TASK REQUIREMENTS » Could you write out every record below exactly, leaving out any pictures?

EXTRACTED MATERIAL »
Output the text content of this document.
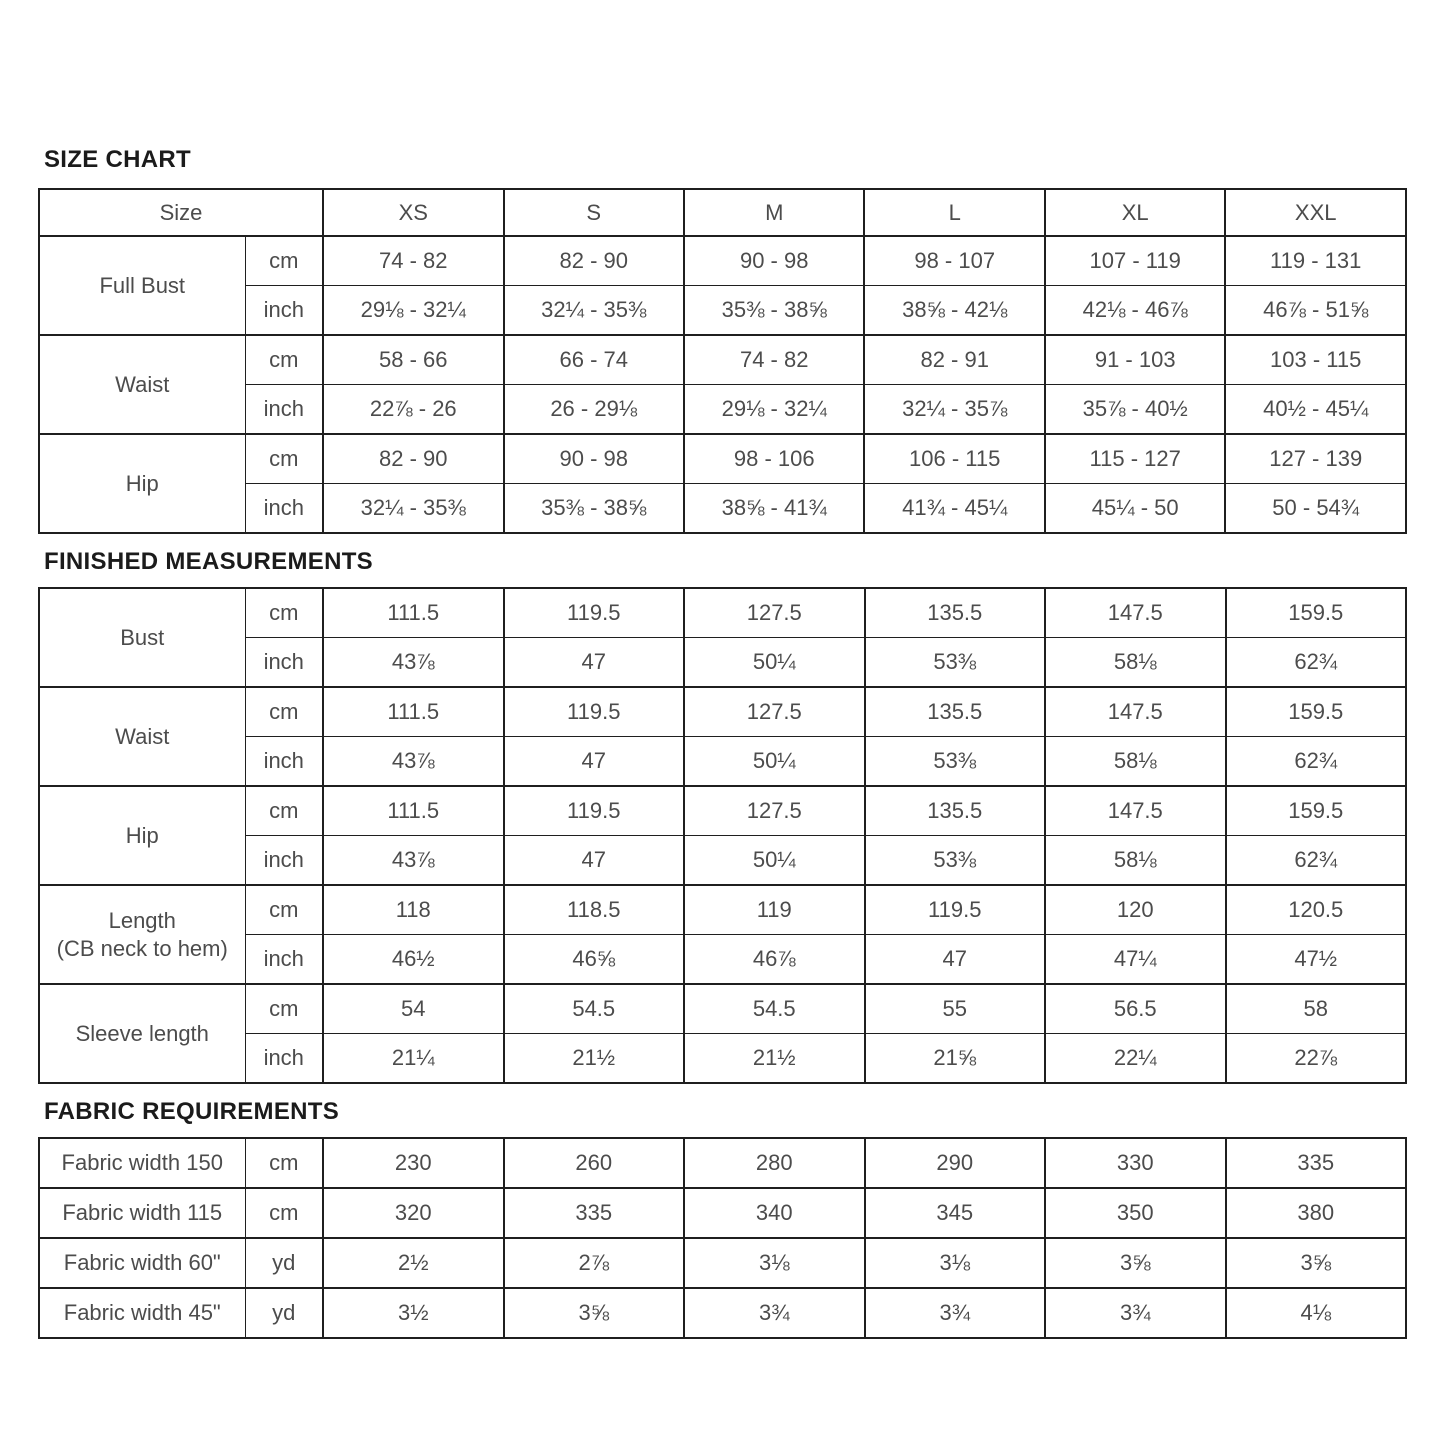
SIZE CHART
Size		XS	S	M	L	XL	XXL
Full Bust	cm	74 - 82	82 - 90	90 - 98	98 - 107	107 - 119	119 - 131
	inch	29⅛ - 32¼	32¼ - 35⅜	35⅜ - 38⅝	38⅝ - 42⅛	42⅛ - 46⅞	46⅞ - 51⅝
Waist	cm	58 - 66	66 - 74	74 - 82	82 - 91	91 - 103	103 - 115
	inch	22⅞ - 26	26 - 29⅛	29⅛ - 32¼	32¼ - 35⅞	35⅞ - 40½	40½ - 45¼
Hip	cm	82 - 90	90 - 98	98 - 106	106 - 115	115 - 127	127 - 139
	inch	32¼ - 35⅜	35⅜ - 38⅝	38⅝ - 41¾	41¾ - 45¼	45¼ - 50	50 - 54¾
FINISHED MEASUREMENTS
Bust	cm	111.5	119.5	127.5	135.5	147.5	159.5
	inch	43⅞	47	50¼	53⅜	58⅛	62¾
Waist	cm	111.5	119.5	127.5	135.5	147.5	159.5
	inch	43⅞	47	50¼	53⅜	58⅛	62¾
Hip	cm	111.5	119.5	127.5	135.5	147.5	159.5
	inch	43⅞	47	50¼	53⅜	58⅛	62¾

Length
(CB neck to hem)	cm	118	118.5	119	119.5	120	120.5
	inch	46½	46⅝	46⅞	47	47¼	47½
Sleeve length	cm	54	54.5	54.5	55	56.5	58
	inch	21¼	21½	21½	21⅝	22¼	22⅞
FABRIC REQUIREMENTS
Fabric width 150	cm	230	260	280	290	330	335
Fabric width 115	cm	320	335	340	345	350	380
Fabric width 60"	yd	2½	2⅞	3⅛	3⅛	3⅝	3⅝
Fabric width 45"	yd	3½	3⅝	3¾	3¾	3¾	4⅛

EXERCISE SOLUTION »
Output the text content of this document.
SIZE CHART
Size		XS	S	M	L	XL	XXL
Full Bust	cm	74 - 82	82 - 90	90 - 98	98 - 107	107 - 119	119 - 131
	inch	29⅛ - 32¼	32¼ - 35⅜	35⅜ - 38⅝	38⅝ - 42⅛	42⅛ - 46⅞	46⅞ - 51⅝
Waist	cm	58 - 66	66 - 74	74 - 82	82 - 91	91 - 103	103 - 115
	inch	22⅞ - 26	26 - 29⅛	29⅛ - 32¼	32¼ - 35⅞	35⅞ - 40½	40½ - 45¼
Hip	cm	82 - 90	90 - 98	98 - 106	106 - 115	115 - 127	127 - 139
	inch	32¼ - 35⅜	35⅜ - 38⅝	38⅝ - 41¾	41¾ - 45¼	45¼ - 50	50 - 54¾
FINISHED MEASUREMENTS
Bust	cm	111.5	119.5	127.5	135.5	147.5	159.5
	inch	43⅞	47	50¼	53⅜	58⅛	62¾
Waist	cm	111.5	119.5	127.5	135.5	147.5	159.5
	inch	43⅞	47	50¼	53⅜	58⅛	62¾
Hip	cm	111.5	119.5	127.5	135.5	147.5	159.5
	inch	43⅞	47	50¼	53⅜	58⅛	62¾

Length
(CB neck to hem)	cm	118	118.5	119	119.5	120	120.5
	inch	46½	46⅝	46⅞	47	47¼	47½
Sleeve length	cm	54	54.5	54.5	55	56.5	58
	inch	21¼	21½	21½	21⅝	22¼	22⅞
FABRIC REQUIREMENTS
Fabric width 150	cm	230	260	280	290	330	335
Fabric width 115	cm	320	335	340	345	350	380
Fabric width 60"	yd	2½	2⅞	3⅛	3⅛	3⅝	3⅝
Fabric width 45"	yd	3½	3⅝	3¾	3¾	3¾	4⅛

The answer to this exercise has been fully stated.